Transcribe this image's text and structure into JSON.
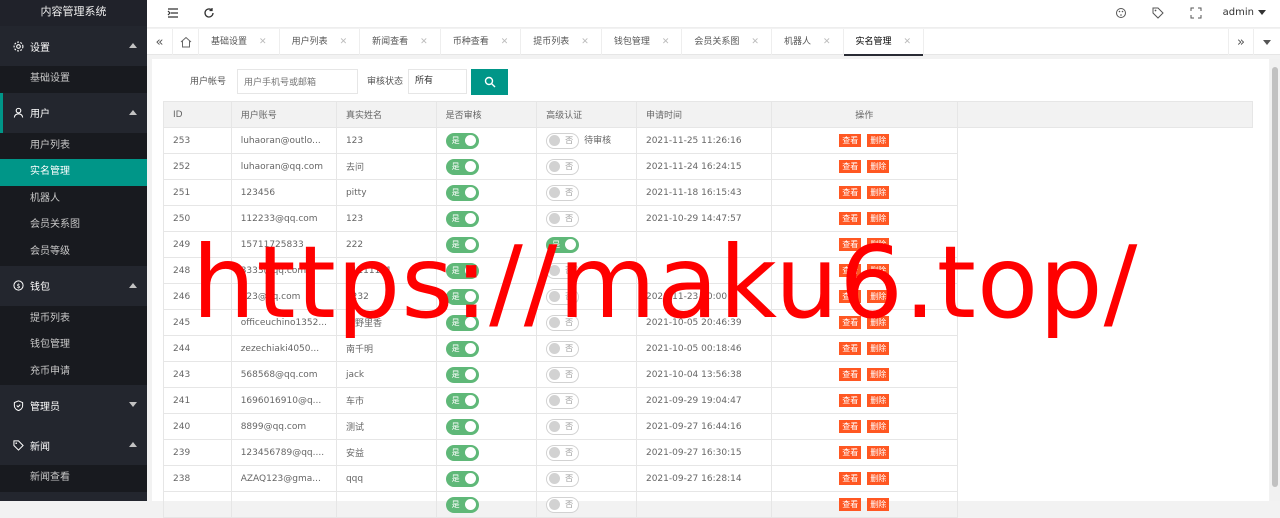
{
  "sidebar": {
    "title": "内容管理系统",
    "groups": [
      {
        "label": "设置",
        "icon": "gear-icon",
        "expanded": true,
        "items": [
          "基础设置"
        ]
      },
      {
        "label": "用户",
        "icon": "user-icon",
        "expanded": true,
        "items": [
          "用户列表",
          "实名管理",
          "机器人",
          "会员关系图",
          "会员等级"
        ]
      },
      {
        "label": "钱包",
        "icon": "dollar-icon",
        "expanded": true,
        "items": [
          "提币列表",
          "钱包管理",
          "充币申请"
        ]
      },
      {
        "label": "管理员",
        "icon": "shield-icon",
        "expanded": false,
        "items": []
      },
      {
        "label": "新闻",
        "icon": "tag-icon",
        "expanded": true,
        "items": [
          "新闻查看"
        ]
      }
    ],
    "active_item": "实名管理"
  },
  "topbar": {
    "user": "admin",
    "icons": [
      "menu-fold-icon",
      "refresh-icon",
      "theme-icon",
      "tag-icon",
      "fullscreen-icon"
    ]
  },
  "tabs": [
    "基础设置",
    "用户列表",
    "新闻查看",
    "币种查看",
    "提币列表",
    "钱包管理",
    "会员关系图",
    "机器人",
    "实名管理"
  ],
  "active_tab": "实名管理",
  "search": {
    "account_label": "用户帐号",
    "account_placeholder": "用户手机号或邮箱",
    "status_label": "审核状态",
    "status_value": "所有"
  },
  "table": {
    "headers": [
      "ID",
      "用户账号",
      "真实姓名",
      "是否审核",
      "高级认证",
      "申请时间",
      "操作"
    ],
    "switch_on": "是",
    "switch_off": "否",
    "view_label": "查看",
    "delete_label": "删除",
    "rows": [
      {
        "id": "253",
        "account": "luhaoran@outlo...",
        "name": "123",
        "audited": true,
        "advanced": false,
        "advanced_note": "待审核",
        "time": "2021-11-25 11:26:16"
      },
      {
        "id": "252",
        "account": "luhaoran@qq.com",
        "name": "去问",
        "audited": true,
        "advanced": false,
        "advanced_note": "",
        "time": "2021-11-24 16:24:15"
      },
      {
        "id": "251",
        "account": "123456",
        "name": "pitty",
        "audited": true,
        "advanced": false,
        "advanced_note": "",
        "time": "2021-11-18 16:15:43"
      },
      {
        "id": "250",
        "account": "112233@qq.com",
        "name": "123",
        "audited": true,
        "advanced": false,
        "advanced_note": "",
        "time": "2021-10-29 14:47:57"
      },
      {
        "id": "249",
        "account": "15711725833",
        "name": "222",
        "audited": true,
        "advanced": true,
        "advanced_note": "",
        "time": ""
      },
      {
        "id": "248",
        "account": "3333@qq.com",
        "name": "11111111",
        "audited": true,
        "advanced": false,
        "advanced_note": "",
        "time": ""
      },
      {
        "id": "246",
        "account": "123@qq.com",
        "name": "5232",
        "audited": true,
        "advanced": false,
        "advanced_note": "",
        "time": "2021-11-23 20:00"
      },
      {
        "id": "245",
        "account": "officeuchino1352...",
        "name": "内野里香",
        "audited": true,
        "advanced": false,
        "advanced_note": "",
        "time": "2021-10-05 20:46:39"
      },
      {
        "id": "244",
        "account": "zezechiaki4050...",
        "name": "南千明",
        "audited": true,
        "advanced": false,
        "advanced_note": "",
        "time": "2021-10-05 00:18:46"
      },
      {
        "id": "243",
        "account": "568568@qq.com",
        "name": "jack",
        "audited": true,
        "advanced": false,
        "advanced_note": "",
        "time": "2021-10-04 13:56:38"
      },
      {
        "id": "241",
        "account": "1696016910@q...",
        "name": "车市",
        "audited": true,
        "advanced": false,
        "advanced_note": "",
        "time": "2021-09-29 19:04:47"
      },
      {
        "id": "240",
        "account": "8899@qq.com",
        "name": "测试",
        "audited": true,
        "advanced": false,
        "advanced_note": "",
        "time": "2021-09-27 16:44:16"
      },
      {
        "id": "239",
        "account": "123456789@qq....",
        "name": "安益",
        "audited": true,
        "advanced": false,
        "advanced_note": "",
        "time": "2021-09-27 16:30:15"
      },
      {
        "id": "238",
        "account": "AZAQ123@gma...",
        "name": "qqq",
        "audited": true,
        "advanced": false,
        "advanced_note": "",
        "time": "2021-09-27 16:28:14"
      },
      {
        "id": "",
        "account": "",
        "name": "",
        "audited": true,
        "advanced": false,
        "advanced_note": "",
        "time": ""
      }
    ]
  },
  "watermark": "https://maku6.top/"
}
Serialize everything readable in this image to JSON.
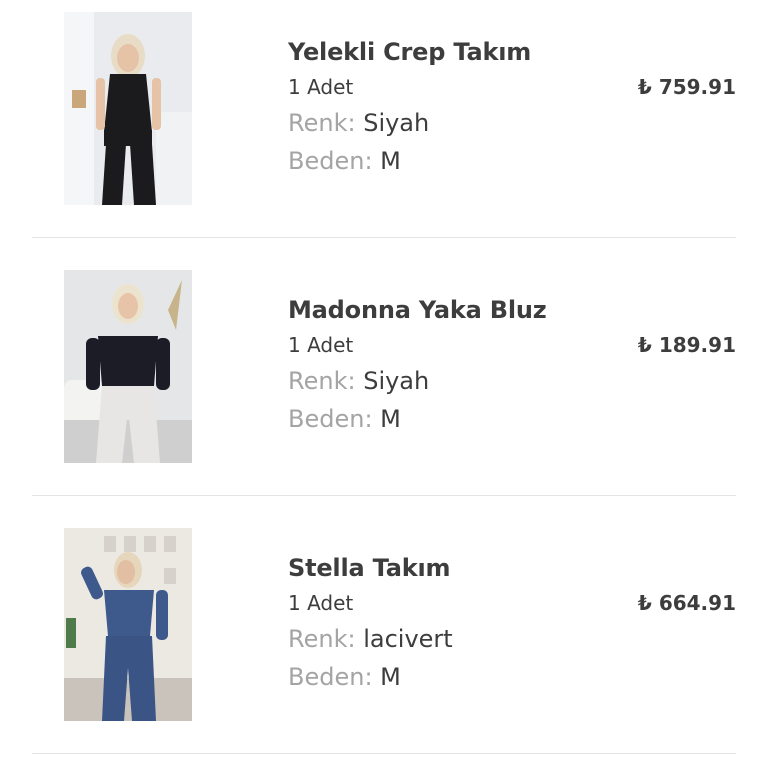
{
  "currency_symbol": "₺",
  "items": [
    {
      "name": "Yelekli Crep Takım",
      "quantity": "1 Adet",
      "color_label": "Renk:",
      "color_value": "Siyah",
      "size_label": "Beden:",
      "size_value": "M",
      "price": "759.91",
      "image_icon": "product-photo-black-vest-suit"
    },
    {
      "name": "Madonna Yaka Bluz",
      "quantity": "1 Adet",
      "color_label": "Renk:",
      "color_value": "Siyah",
      "size_label": "Beden:",
      "size_value": "M",
      "price": "189.91",
      "image_icon": "product-photo-off-shoulder-blouse"
    },
    {
      "name": "Stella Takım",
      "quantity": "1 Adet",
      "color_label": "Renk:",
      "color_value": "lacivert",
      "size_label": "Beden:",
      "size_value": "M",
      "price": "664.91",
      "image_icon": "product-photo-navy-set"
    }
  ],
  "colors": {
    "text_primary": "#3d3d3d",
    "text_muted": "#a4a4a4",
    "divider": "#e4e4e4"
  }
}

------------------------------------

#### [WORK TO DO]
Retype the records exactly. Any image in them should not appear in what you write.

#### [SOLUTION TO THE EXERCISE]
Transcribe this image's text and structure into JSON.
{
  "sidebar": {
    "title": "内容管理系统",
    "groups": [
      {
        "label": "设置",
        "icon": "gear-icon",
        "expanded": true,
        "items": [
          "基础设置"
        ]
      },
      {
        "label": "用户",
        "icon": "user-icon",
        "expanded": true,
        "items": [
          "用户列表",
          "实名管理",
          "机器人",
          "会员关系图",
          "会员等级"
        ]
      },
      {
        "label": "钱包",
        "icon": "dollar-icon",
        "expanded": true,
        "items": [
          "提币列表",
          "钱包管理",
          "充币申请"
        ]
      },
      {
        "label": "管理员",
        "icon": "shield-icon",
        "expanded": false,
        "items": []
      },
      {
        "label": "新闻",
        "icon": "tag-icon",
        "expanded": true,
        "items": [
          "新闻查看"
        ]
      }
    ],
    "active_item": "实名管理"
  },
  "topbar": {
    "user": "admin",
    "icons": [
      "menu-fold-icon",
      "refresh-icon",
      "theme-icon",
      "tag-icon",
      "fullscreen-icon"
    ]
  },
  "tabs": [
    "基础设置",
    "用户列表",
    "新闻查看",
    "币种查看",
    "提币列表",
    "钱包管理",
    "会员关系图",
    "机器人",
    "实名管理"
  ],
  "active_tab": "实名管理",
  "search": {
    "account_label": "用户帐号",
    "account_placeholder": "用户手机号或邮箱",
    "status_label": "审核状态",
    "status_value": "所有"
  },
  "table": {
    "headers": [
      "ID",
      "用户账号",
      "真实姓名",
      "是否审核",
      "高级认证",
      "申请时间",
      "操作"
    ],
    "switch_on": "是",
    "switch_off": "否",
    "view_label": "查看",
    "delete_label": "删除",
    "rows": [
      {
        "id": "253",
        "account": "luhaoran@outlo...",
        "name": "123",
        "audited": true,
        "advanced": false,
        "advanced_note": "待审核",
        "time": "2021-11-25 11:26:16"
      },
      {
        "id": "252",
        "account": "luhaoran@qq.com",
        "name": "去问",
        "audited": true,
        "advanced": false,
        "advanced_note": "",
        "time": "2021-11-24 16:24:15"
      },
      {
        "id": "251",
        "account": "123456",
        "name": "pitty",
        "audited": true,
        "advanced": false,
        "advanced_note": "",
        "time": "2021-11-18 16:15:43"
      },
      {
        "id": "250",
        "account": "112233@qq.com",
        "name": "123",
        "audited": true,
        "advanced": false,
        "advanced_note": "",
        "time": "2021-10-29 14:47:57"
      },
      {
        "id": "249",
        "account": "15711725833",
        "name": "222",
        "audited": true,
        "advanced": true,
        "advanced_note": "",
        "time": ""
      },
      {
        "id": "248",
        "account": "3333@qq.com",
        "name": "11111111",
        "audited": true,
        "advanced": false,
        "advanced_note": "",
        "time": ""
      },
      {
        "id": "246",
        "account": "123@qq.com",
        "name": "5232",
        "audited": true,
        "advanced": false,
        "advanced_note": "",
        "time": "2021-11-23 20:00"
      },
      {
        "id": "245",
        "account": "officeuchino1352...",
        "name": "内野里香",
        "audited": true,
        "advanced": false,
        "advanced_note": "",
        "time": "2021-10-05 20:46:39"
      },
      {
        "id": "244",
        "account": "zezechiaki4050...",
        "name": "南千明",
        "audited": true,
        "advanced": false,
        "advanced_note": "",
        "time": "2021-10-05 00:18:46"
      },
      {
        "id": "243",
        "account": "568568@qq.com",
        "name": "jack",
        "audited": true,
        "advanced": false,
        "advanced_note": "",
        "time": "2021-10-04 13:56:38"
      },
      {
        "id": "241",
        "account": "1696016910@q...",
        "name": "车市",
        "audited": true,
        "advanced": false,
        "advanced_note": "",
        "time": "2021-09-29 19:04:47"
      },
      {
        "id": "240",
        "account": "8899@qq.com",
        "name": "测试",
        "audited": true,
        "advanced": false,
        "advanced_note": "",
        "time": "2021-09-27 16:44:16"
      },
      {
        "id": "239",
        "account": "123456789@qq....",
        "name": "安益",
        "audited": true,
        "advanced": false,
        "advanced_note": "",
        "time": "2021-09-27 16:30:15"
      },
      {
        "id": "238",
        "account": "AZAQ123@gma...",
        "name": "qqq",
        "audited": true,
        "advanced": false,
        "advanced_note": "",
        "time": "2021-09-27 16:28:14"
      },
      {
        "id": "",
        "account": "",
        "name": "",
        "audited": true,
        "advanced": false,
        "advanced_note": "",
        "time": ""
      }
    ]
  },
  "watermark": "https://maku6.top/"
}
Serialize everything readable in this image to JSON.
{
  "currency_symbol": "₺",
  "items": [
    {
      "name": "Yelekli Crep Takım",
      "quantity": "1 Adet",
      "color_label": "Renk:",
      "color_value": "Siyah",
      "size_label": "Beden:",
      "size_value": "M",
      "price": "759.91",
      "image_icon": "product-photo-black-vest-suit"
    },
    {
      "name": "Madonna Yaka Bluz",
      "quantity": "1 Adet",
      "color_label": "Renk:",
      "color_value": "Siyah",
      "size_label": "Beden:",
      "size_value": "M",
      "price": "189.91",
      "image_icon": "product-photo-off-shoulder-blouse"
    },
    {
      "name": "Stella Takım",
      "quantity": "1 Adet",
      "color_label": "Renk:",
      "color_value": "lacivert",
      "size_label": "Beden:",
      "size_value": "M",
      "price": "664.91",
      "image_icon": "product-photo-navy-set"
    }
  ],
  "colors": {
    "text_primary": "#3d3d3d",
    "text_muted": "#a4a4a4",
    "divider": "#e4e4e4"
  }
}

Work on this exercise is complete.